Objective >> Work out how many lines in the listing below include the word "group". Give nothing but the number.

───── Listed entries

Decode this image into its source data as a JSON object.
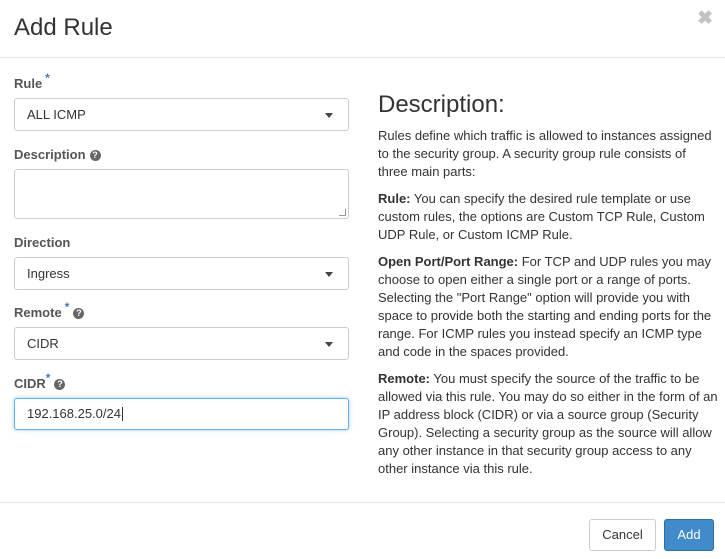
{
  "modal": {
    "title": "Add Rule",
    "close_glyph": "✖"
  },
  "form": {
    "required_mark": "*",
    "rule": {
      "label": "Rule",
      "value": "ALL ICMP"
    },
    "description": {
      "label": "Description",
      "value": ""
    },
    "direction": {
      "label": "Direction",
      "value": "Ingress"
    },
    "remote": {
      "label": "Remote",
      "value": "CIDR"
    },
    "cidr": {
      "label": "CIDR",
      "value": "192.168.25.0/24"
    }
  },
  "help_text": {
    "title": "Description:",
    "intro": "Rules define which traffic is allowed to instances assigned to the security group. A security group rule consists of three main parts:",
    "rule_term": "Rule:",
    "rule_text": " You can specify the desired rule template or use custom rules, the options are Custom TCP Rule, Custom UDP Rule, or Custom ICMP Rule.",
    "port_term": "Open Port/Port Range:",
    "port_text": " For TCP and UDP rules you may choose to open either a single port or a range of ports. Selecting the \"Port Range\" option will provide you with space to provide both the starting and ending ports for the range. For ICMP rules you instead specify an ICMP type and code in the spaces provided.",
    "remote_term": "Remote:",
    "remote_text": " You must specify the source of the traffic to be allowed via this rule. You may do so either in the form of an IP address block (CIDR) or via a source group (Security Group). Selecting a security group as the source will allow any other instance in that security group access to any other instance via this rule."
  },
  "footer": {
    "cancel_label": "Cancel",
    "add_label": "Add"
  },
  "colors": {
    "primary": "#428bca",
    "required": "#3f78c2",
    "focus_border": "#66afe9"
  },
  "icons": {
    "close": "close-icon",
    "help": "question-circle-icon",
    "dropdown": "caret-down-icon"
  }
}
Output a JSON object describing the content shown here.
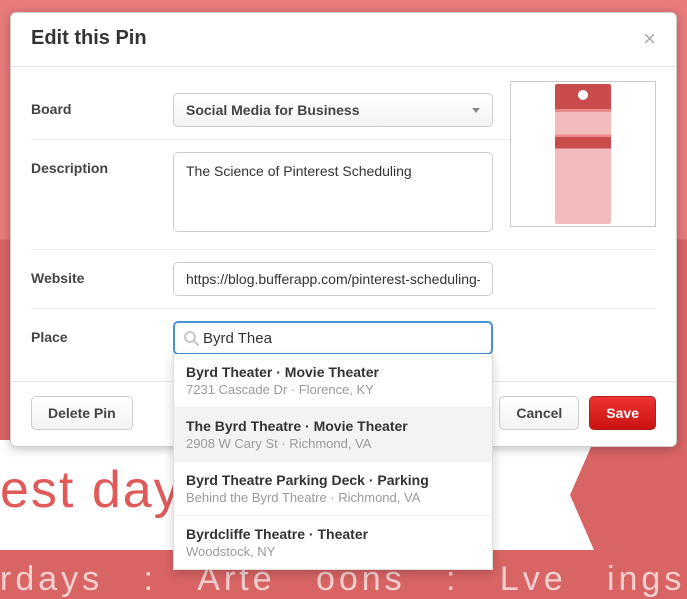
{
  "modal": {
    "title": "Edit this Pin",
    "labels": {
      "board": "Board",
      "description": "Description",
      "website": "Website",
      "place": "Place"
    },
    "board_selected": "Social Media for Business",
    "description_value": "The Science of Pinterest Scheduling",
    "website_value": "https://blog.bufferapp.com/pinterest-scheduling-",
    "place_query": "Byrd Thea",
    "buttons": {
      "delete": "Delete Pin",
      "cancel": "Cancel",
      "save": "Save"
    }
  },
  "suggestions": [
    {
      "title": "Byrd Theater · Movie Theater",
      "sub": "7231 Cascade Dr · Florence, KY",
      "active": false
    },
    {
      "title": "The Byrd Theatre · Movie Theater",
      "sub": "2908 W Cary St · Richmond, VA",
      "active": true
    },
    {
      "title": "Byrd Theatre Parking Deck · Parking",
      "sub": "Behind the Byrd Theatre · Richmond, VA",
      "active": false
    },
    {
      "title": "Byrdcliffe Theatre · Theater",
      "sub": "Woodstock, NY",
      "active": false
    }
  ]
}
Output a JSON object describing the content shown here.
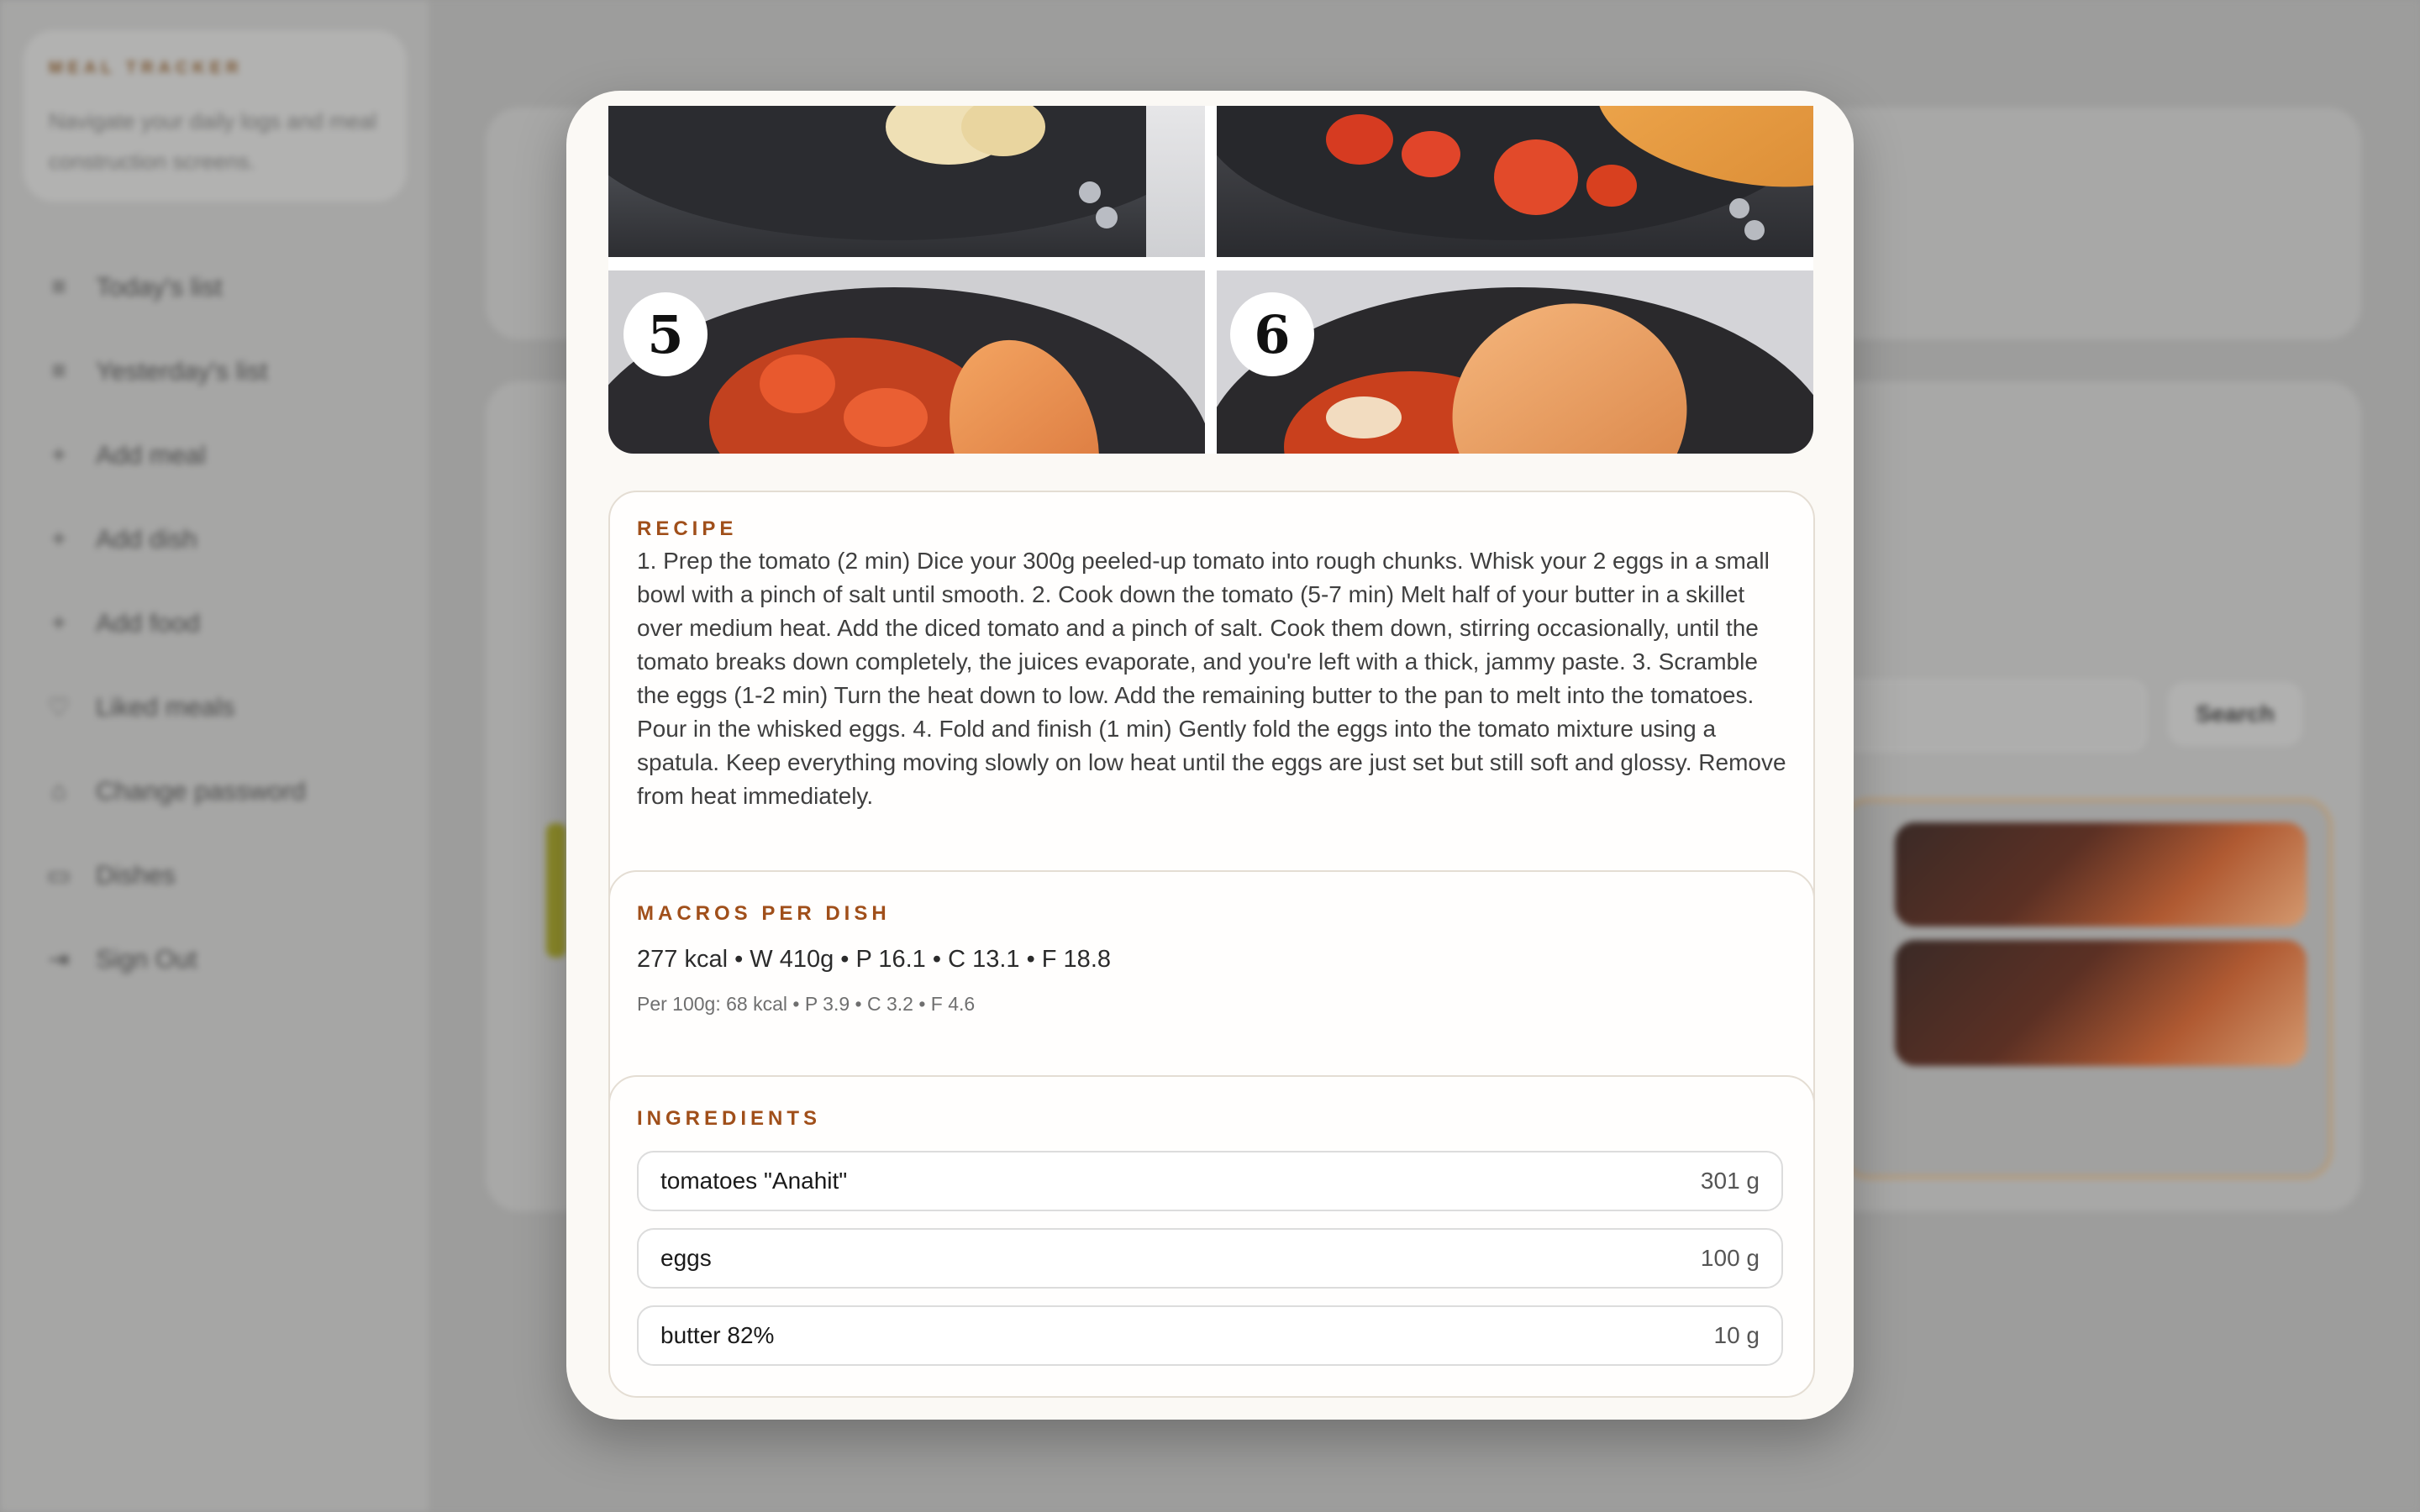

──────────

Task solution >> 2